Set problem
Copy all lines in which the word "nama" can be found.

Available records
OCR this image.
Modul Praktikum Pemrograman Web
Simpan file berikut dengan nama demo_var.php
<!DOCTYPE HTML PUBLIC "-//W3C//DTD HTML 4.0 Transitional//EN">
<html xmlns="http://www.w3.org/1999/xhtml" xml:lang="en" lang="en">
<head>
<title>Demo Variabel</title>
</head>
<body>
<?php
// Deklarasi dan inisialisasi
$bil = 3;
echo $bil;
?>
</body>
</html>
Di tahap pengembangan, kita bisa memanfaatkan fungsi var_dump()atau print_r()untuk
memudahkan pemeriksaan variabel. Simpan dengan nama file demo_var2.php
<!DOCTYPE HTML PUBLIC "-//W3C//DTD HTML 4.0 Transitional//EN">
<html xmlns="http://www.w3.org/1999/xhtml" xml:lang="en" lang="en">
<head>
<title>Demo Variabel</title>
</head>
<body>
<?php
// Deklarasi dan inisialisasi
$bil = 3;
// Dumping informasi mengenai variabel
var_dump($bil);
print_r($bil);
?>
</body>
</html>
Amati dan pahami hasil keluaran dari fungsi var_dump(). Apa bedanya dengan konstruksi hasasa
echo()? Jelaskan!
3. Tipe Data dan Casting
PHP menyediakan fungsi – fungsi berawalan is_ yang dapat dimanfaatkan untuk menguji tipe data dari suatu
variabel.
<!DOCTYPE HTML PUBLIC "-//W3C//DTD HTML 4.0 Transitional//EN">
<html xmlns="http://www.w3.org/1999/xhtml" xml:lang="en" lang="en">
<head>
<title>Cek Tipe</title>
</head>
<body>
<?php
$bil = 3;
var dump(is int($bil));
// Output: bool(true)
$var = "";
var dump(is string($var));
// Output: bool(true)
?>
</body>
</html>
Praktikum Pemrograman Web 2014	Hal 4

Completed exercise
Simpan file berikut dengan nama demo_var.php
memudahkan pemeriksaan variabel. Simpan dengan nama file demo_var2.php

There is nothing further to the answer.